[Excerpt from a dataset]
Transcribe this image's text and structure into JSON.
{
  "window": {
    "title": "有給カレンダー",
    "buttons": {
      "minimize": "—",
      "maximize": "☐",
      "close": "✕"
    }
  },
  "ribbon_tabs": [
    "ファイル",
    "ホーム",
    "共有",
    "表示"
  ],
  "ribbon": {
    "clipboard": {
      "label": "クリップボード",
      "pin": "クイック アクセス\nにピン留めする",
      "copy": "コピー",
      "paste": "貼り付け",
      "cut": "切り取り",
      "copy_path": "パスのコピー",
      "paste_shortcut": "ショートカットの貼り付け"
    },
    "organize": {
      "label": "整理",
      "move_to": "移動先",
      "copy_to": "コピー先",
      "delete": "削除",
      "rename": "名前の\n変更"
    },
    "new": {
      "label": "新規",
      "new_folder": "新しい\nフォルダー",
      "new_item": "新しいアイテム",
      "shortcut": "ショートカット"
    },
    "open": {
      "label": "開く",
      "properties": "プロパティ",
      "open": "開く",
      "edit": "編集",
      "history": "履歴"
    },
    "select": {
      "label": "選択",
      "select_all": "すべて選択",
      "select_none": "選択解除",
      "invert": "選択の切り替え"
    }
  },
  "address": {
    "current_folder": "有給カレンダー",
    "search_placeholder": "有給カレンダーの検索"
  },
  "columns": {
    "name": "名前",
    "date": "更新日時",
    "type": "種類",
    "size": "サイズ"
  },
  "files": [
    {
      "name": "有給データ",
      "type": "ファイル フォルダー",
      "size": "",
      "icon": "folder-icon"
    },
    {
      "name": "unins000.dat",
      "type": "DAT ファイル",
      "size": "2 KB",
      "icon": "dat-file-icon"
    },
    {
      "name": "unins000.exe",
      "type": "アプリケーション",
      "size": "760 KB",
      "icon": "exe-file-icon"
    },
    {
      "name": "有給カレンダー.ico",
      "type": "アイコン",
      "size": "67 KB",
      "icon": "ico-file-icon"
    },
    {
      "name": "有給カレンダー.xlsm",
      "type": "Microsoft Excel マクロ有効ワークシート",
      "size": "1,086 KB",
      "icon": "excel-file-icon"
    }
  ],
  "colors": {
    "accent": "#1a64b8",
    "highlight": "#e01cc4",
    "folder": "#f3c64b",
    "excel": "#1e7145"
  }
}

Given exercise ->
The whole listing above needs to be written out again exactly.

Response for this exercise ->
Transcribe this image's text and structure into JSON.
{
  "window": {
    "title": "有給カレンダー",
    "buttons": {
      "minimize": "—",
      "maximize": "☐",
      "close": "✕"
    }
  },
  "ribbon_tabs": [
    "ファイル",
    "ホーム",
    "共有",
    "表示"
  ],
  "ribbon": {
    "clipboard": {
      "label": "クリップボード",
      "pin": "クイック アクセス\nにピン留めする",
      "copy": "コピー",
      "paste": "貼り付け",
      "cut": "切り取り",
      "copy_path": "パスのコピー",
      "paste_shortcut": "ショートカットの貼り付け"
    },
    "organize": {
      "label": "整理",
      "move_to": "移動先",
      "copy_to": "コピー先",
      "delete": "削除",
      "rename": "名前の\n変更"
    },
    "new": {
      "label": "新規",
      "new_folder": "新しい\nフォルダー",
      "new_item": "新しいアイテム",
      "shortcut": "ショートカット"
    },
    "open": {
      "label": "開く",
      "properties": "プロパティ",
      "open": "開く",
      "edit": "編集",
      "history": "履歴"
    },
    "select": {
      "label": "選択",
      "select_all": "すべて選択",
      "select_none": "選択解除",
      "invert": "選択の切り替え"
    }
  },
  "address": {
    "current_folder": "有給カレンダー",
    "search_placeholder": "有給カレンダーの検索"
  },
  "columns": {
    "name": "名前",
    "date": "更新日時",
    "type": "種類",
    "size": "サイズ"
  },
  "files": [
    {
      "name": "有給データ",
      "type": "ファイル フォルダー",
      "size": "",
      "icon": "folder-icon"
    },
    {
      "name": "unins000.dat",
      "type": "DAT ファイル",
      "size": "2 KB",
      "icon": "dat-file-icon"
    },
    {
      "name": "unins000.exe",
      "type": "アプリケーション",
      "size": "760 KB",
      "icon": "exe-file-icon"
    },
    {
      "name": "有給カレンダー.ico",
      "type": "アイコン",
      "size": "67 KB",
      "icon": "ico-file-icon"
    },
    {
      "name": "有給カレンダー.xlsm",
      "type": "Microsoft Excel マクロ有効ワークシート",
      "size": "1,086 KB",
      "icon": "excel-file-icon"
    }
  ],
  "colors": {
    "accent": "#1a64b8",
    "highlight": "#e01cc4",
    "folder": "#f3c64b",
    "excel": "#1e7145"
  }
}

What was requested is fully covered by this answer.